** start of TASK INPUTS **
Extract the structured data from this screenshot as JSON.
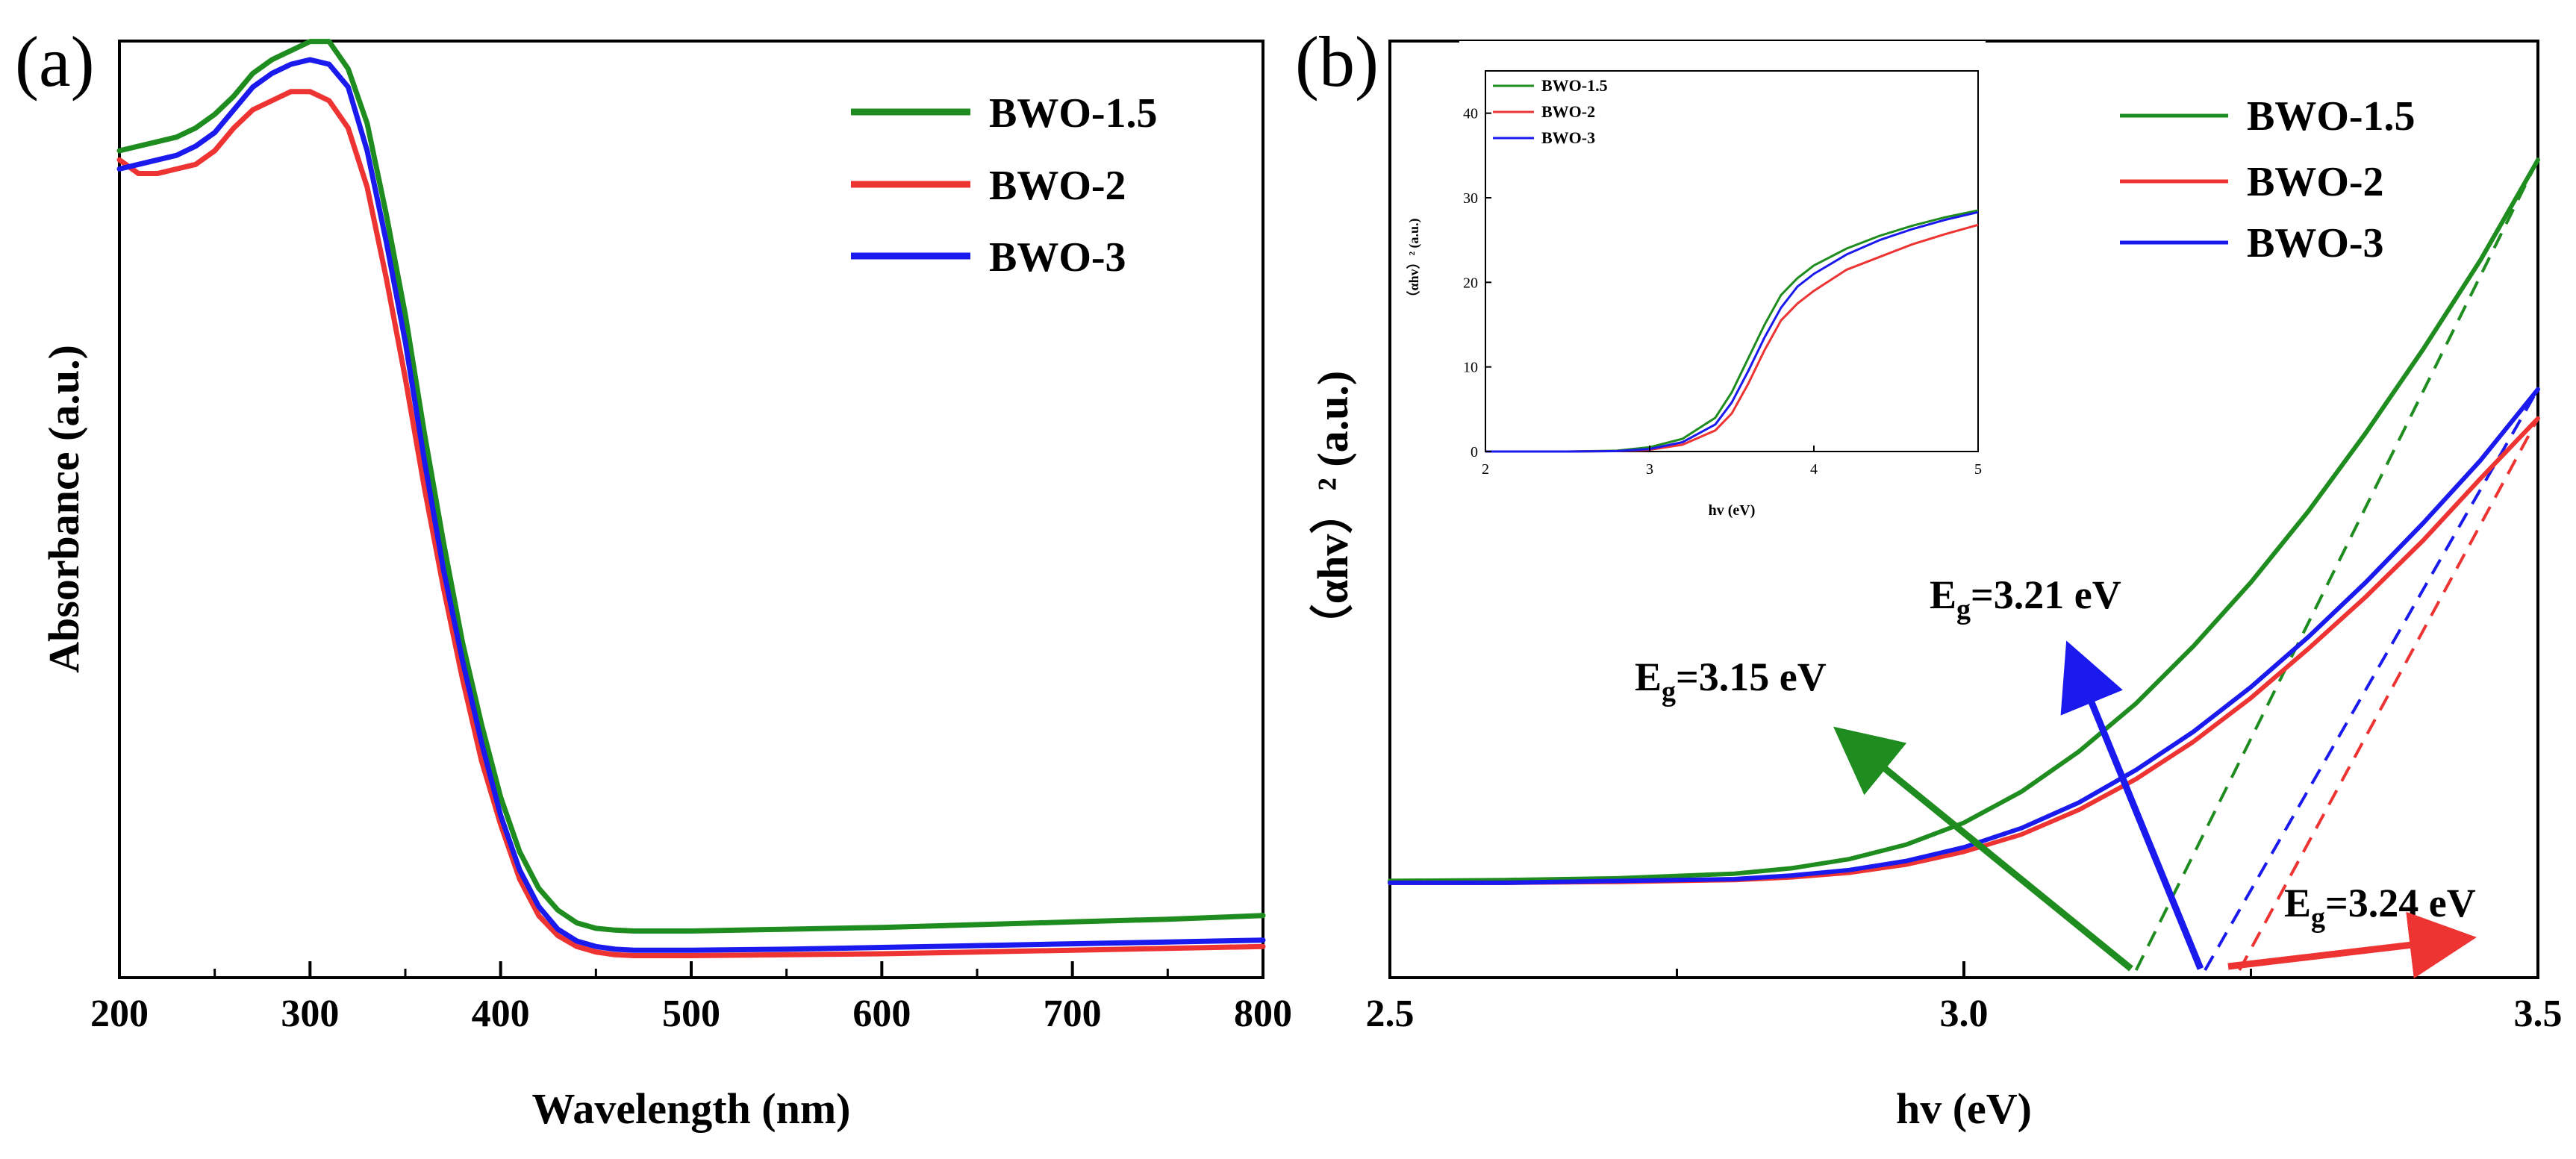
{
  "colors": {
    "green": "#1e8c1e",
    "red": "#ee3333",
    "blue": "#1a1aee",
    "axis": "#000000"
  },
  "chart_data": [
    {
      "id": "a",
      "panel_label": "(a)",
      "type": "line",
      "title": "",
      "xlabel": "Wavelength (nm)",
      "ylabel": "Absorbance (a.u.)",
      "xlim": [
        200,
        800
      ],
      "ylim": [
        0,
        1
      ],
      "xticks": [
        200,
        300,
        400,
        500,
        600,
        700,
        800
      ],
      "xtick_labels": [
        "200",
        "300",
        "400",
        "500",
        "600",
        "700",
        "800"
      ],
      "legend": [
        "BWO-1.5",
        "BWO-2",
        "BWO-3"
      ],
      "series": [
        {
          "name": "BWO-1.5",
          "color": "green",
          "x": [
            200,
            210,
            220,
            230,
            240,
            250,
            260,
            270,
            280,
            290,
            300,
            310,
            320,
            330,
            340,
            350,
            360,
            370,
            380,
            390,
            400,
            410,
            420,
            430,
            440,
            450,
            460,
            470,
            480,
            500,
            550,
            600,
            650,
            700,
            750,
            800
          ],
          "y": [
            0.9,
            0.905,
            0.91,
            0.915,
            0.925,
            0.94,
            0.96,
            0.985,
            1.0,
            1.01,
            1.02,
            1.02,
            0.99,
            0.93,
            0.83,
            0.72,
            0.59,
            0.47,
            0.36,
            0.27,
            0.19,
            0.13,
            0.09,
            0.066,
            0.052,
            0.046,
            0.044,
            0.043,
            0.043,
            0.043,
            0.045,
            0.047,
            0.05,
            0.053,
            0.056,
            0.06
          ]
        },
        {
          "name": "BWO-2",
          "color": "red",
          "x": [
            200,
            210,
            220,
            230,
            240,
            250,
            260,
            270,
            280,
            290,
            300,
            310,
            320,
            330,
            340,
            350,
            360,
            370,
            380,
            390,
            400,
            410,
            420,
            430,
            440,
            450,
            460,
            470,
            480,
            500,
            550,
            600,
            650,
            700,
            750,
            800
          ],
          "y": [
            0.89,
            0.875,
            0.875,
            0.88,
            0.885,
            0.9,
            0.925,
            0.945,
            0.955,
            0.965,
            0.965,
            0.955,
            0.925,
            0.86,
            0.76,
            0.65,
            0.53,
            0.42,
            0.32,
            0.23,
            0.16,
            0.1,
            0.06,
            0.038,
            0.026,
            0.02,
            0.017,
            0.016,
            0.016,
            0.016,
            0.017,
            0.018,
            0.02,
            0.022,
            0.024,
            0.026
          ]
        },
        {
          "name": "BWO-3",
          "color": "blue",
          "x": [
            200,
            210,
            220,
            230,
            240,
            250,
            260,
            270,
            280,
            290,
            300,
            310,
            320,
            330,
            340,
            350,
            360,
            370,
            380,
            390,
            400,
            410,
            420,
            430,
            440,
            450,
            460,
            470,
            480,
            500,
            550,
            600,
            650,
            700,
            750,
            800
          ],
          "y": [
            0.88,
            0.885,
            0.89,
            0.895,
            0.905,
            0.92,
            0.945,
            0.97,
            0.985,
            0.995,
            1.0,
            0.995,
            0.97,
            0.9,
            0.8,
            0.69,
            0.56,
            0.44,
            0.34,
            0.25,
            0.17,
            0.11,
            0.07,
            0.045,
            0.032,
            0.026,
            0.023,
            0.022,
            0.022,
            0.022,
            0.023,
            0.025,
            0.027,
            0.029,
            0.031,
            0.033
          ]
        }
      ]
    },
    {
      "id": "b",
      "panel_label": "(b)",
      "type": "line",
      "title": "",
      "xlabel": "hv (eV)",
      "ylabel": "（αhv）² (a.u.)",
      "xlim": [
        2.5,
        3.5
      ],
      "ylim": [
        0,
        1
      ],
      "xticks": [
        2.5,
        3.0,
        3.5
      ],
      "xtick_labels": [
        "2.5",
        "3.0",
        "3.5"
      ],
      "legend": [
        "BWO-1.5",
        "BWO-2",
        "BWO-3"
      ],
      "series": [
        {
          "name": "BWO-1.5",
          "color": "green",
          "x": [
            2.5,
            2.6,
            2.7,
            2.8,
            2.85,
            2.9,
            2.95,
            3.0,
            3.05,
            3.1,
            3.15,
            3.2,
            3.25,
            3.3,
            3.35,
            3.4,
            3.45,
            3.5
          ],
          "y": [
            0.098,
            0.099,
            0.101,
            0.106,
            0.112,
            0.122,
            0.138,
            0.162,
            0.196,
            0.24,
            0.293,
            0.356,
            0.426,
            0.504,
            0.59,
            0.682,
            0.78,
            0.89
          ]
        },
        {
          "name": "BWO-2",
          "color": "red",
          "x": [
            2.5,
            2.6,
            2.7,
            2.8,
            2.85,
            2.9,
            2.95,
            3.0,
            3.05,
            3.1,
            3.15,
            3.2,
            3.25,
            3.3,
            3.35,
            3.4,
            3.45,
            3.5
          ],
          "y": [
            0.096,
            0.096,
            0.097,
            0.099,
            0.102,
            0.107,
            0.116,
            0.13,
            0.149,
            0.176,
            0.21,
            0.251,
            0.299,
            0.353,
            0.41,
            0.472,
            0.54,
            0.606
          ]
        },
        {
          "name": "BWO-3",
          "color": "blue",
          "x": [
            2.5,
            2.6,
            2.7,
            2.8,
            2.85,
            2.9,
            2.95,
            3.0,
            3.05,
            3.1,
            3.15,
            3.2,
            3.25,
            3.3,
            3.35,
            3.4,
            3.45,
            3.5
          ],
          "y": [
            0.096,
            0.096,
            0.098,
            0.1,
            0.104,
            0.11,
            0.12,
            0.135,
            0.156,
            0.184,
            0.22,
            0.262,
            0.311,
            0.366,
            0.426,
            0.491,
            0.56,
            0.638
          ]
        }
      ],
      "tangents": [
        {
          "name": "BWO-1.5",
          "color": "green",
          "x": [
            3.15,
            3.5
          ],
          "y": [
            0.0,
            0.89
          ]
        },
        {
          "name": "BWO-2",
          "color": "red",
          "x": [
            3.24,
            3.5
          ],
          "y": [
            0.0,
            0.606
          ]
        },
        {
          "name": "BWO-3",
          "color": "blue",
          "x": [
            3.21,
            3.5
          ],
          "y": [
            0.0,
            0.638
          ]
        }
      ],
      "annotations": [
        {
          "prefix": "E",
          "sub": "g",
          "suffix": "=3.15 eV",
          "color": "green",
          "points_to_x": 3.15
        },
        {
          "prefix": "E",
          "sub": "g",
          "suffix": "=3.21 eV",
          "color": "blue",
          "points_to_x": 3.21
        },
        {
          "prefix": "E",
          "sub": "g",
          "suffix": "=3.24 eV",
          "color": "red",
          "points_to_x": 3.24
        }
      ],
      "inset": {
        "type": "line",
        "xlabel": "hv (eV)",
        "ylabel": "（αhv）² (a.u.)",
        "xlim": [
          2,
          5
        ],
        "ylim": [
          0,
          45
        ],
        "xticks": [
          2,
          3,
          4,
          5
        ],
        "xtick_labels": [
          "2",
          "3",
          "4",
          "5"
        ],
        "yticks": [
          0,
          10,
          20,
          30,
          40
        ],
        "ytick_labels": [
          "0",
          "10",
          "20",
          "30",
          "40"
        ],
        "legend": [
          "BWO-1.5",
          "BWO-2",
          "BWO-3"
        ],
        "series": [
          {
            "name": "BWO-1.5",
            "color": "green",
            "x": [
              2,
              2.5,
              2.8,
              3,
              3.2,
              3.4,
              3.5,
              3.6,
              3.7,
              3.8,
              3.9,
              4,
              4.2,
              4.4,
              4.6,
              4.8,
              5
            ],
            "y": [
              0,
              0,
              0.1,
              0.5,
              1.5,
              4,
              7,
              11,
              15,
              18.5,
              20.5,
              22,
              24,
              25.5,
              26.7,
              27.7,
              28.5
            ]
          },
          {
            "name": "BWO-2",
            "color": "red",
            "x": [
              2,
              2.5,
              2.8,
              3,
              3.2,
              3.4,
              3.5,
              3.6,
              3.7,
              3.8,
              3.9,
              4,
              4.2,
              4.4,
              4.6,
              4.8,
              5
            ],
            "y": [
              0,
              0,
              0.05,
              0.2,
              0.8,
              2.5,
              4.5,
              8,
              12,
              15.5,
              17.5,
              19,
              21.5,
              23,
              24.5,
              25.7,
              26.8
            ]
          },
          {
            "name": "BWO-3",
            "color": "blue",
            "x": [
              2,
              2.5,
              2.8,
              3,
              3.2,
              3.4,
              3.5,
              3.6,
              3.7,
              3.8,
              3.9,
              4,
              4.2,
              4.4,
              4.6,
              4.8,
              5
            ],
            "y": [
              0,
              0,
              0.05,
              0.3,
              1.1,
              3.2,
              5.8,
              9.5,
              13.5,
              17,
              19.5,
              21,
              23.3,
              25,
              26.3,
              27.4,
              28.3
            ]
          }
        ]
      }
    }
  ]
}
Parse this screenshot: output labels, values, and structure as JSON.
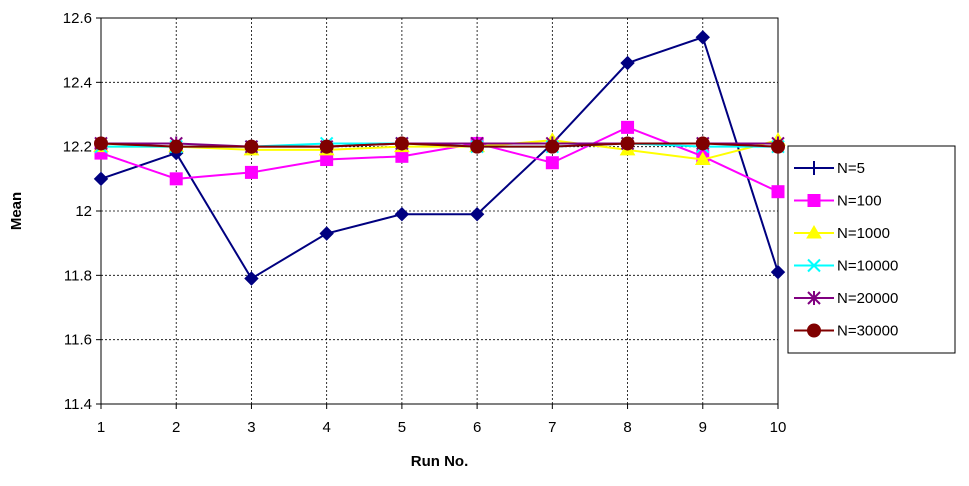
{
  "chart_data": {
    "type": "line",
    "title": "",
    "xlabel": "Run No.",
    "ylabel": "Mean",
    "x": [
      1,
      2,
      3,
      4,
      5,
      6,
      7,
      8,
      9,
      10
    ],
    "ylim": [
      11.4,
      12.6
    ],
    "yticks": [
      "11.4",
      "11.6",
      "11.8",
      "12",
      "12.2",
      "12.4",
      "12.6"
    ],
    "xticks": [
      "1",
      "2",
      "3",
      "4",
      "5",
      "6",
      "7",
      "8",
      "9",
      "10"
    ],
    "grid": true,
    "legend_position": "right",
    "series": [
      {
        "name": "N=5",
        "color": "#000080",
        "marker": "diamond",
        "values": [
          12.1,
          12.18,
          11.79,
          11.93,
          11.99,
          11.99,
          12.21,
          12.46,
          12.54,
          11.81
        ]
      },
      {
        "name": "N=100",
        "color": "#FF00FF",
        "marker": "square",
        "values": [
          12.18,
          12.1,
          12.12,
          12.16,
          12.17,
          12.21,
          12.15,
          12.26,
          12.17,
          12.06
        ]
      },
      {
        "name": "N=1000",
        "color": "#FFFF00",
        "marker": "triangle",
        "values": [
          12.2,
          12.2,
          12.19,
          12.19,
          12.2,
          12.2,
          12.22,
          12.19,
          12.16,
          12.22
        ]
      },
      {
        "name": "N=10000",
        "color": "#00FFFF",
        "marker": "x",
        "values": [
          12.2,
          12.2,
          12.2,
          12.21,
          12.21,
          12.2,
          12.2,
          12.21,
          12.2,
          12.2
        ]
      },
      {
        "name": "N=20000",
        "color": "#800080",
        "marker": "star",
        "values": [
          12.21,
          12.21,
          12.2,
          12.2,
          12.21,
          12.21,
          12.21,
          12.21,
          12.21,
          12.21
        ]
      },
      {
        "name": "N=30000",
        "color": "#800000",
        "marker": "circle",
        "values": [
          12.21,
          12.2,
          12.2,
          12.2,
          12.21,
          12.2,
          12.2,
          12.21,
          12.21,
          12.2
        ]
      }
    ]
  }
}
** end of TASK INPUTS **
> [STATED EXERCISE]: From the records above, copy every line that holds the word "type".

> [EXERCISE RESULT]:
      "type": "line",
      "type": "line",
        "type": "line",
    "type": "line",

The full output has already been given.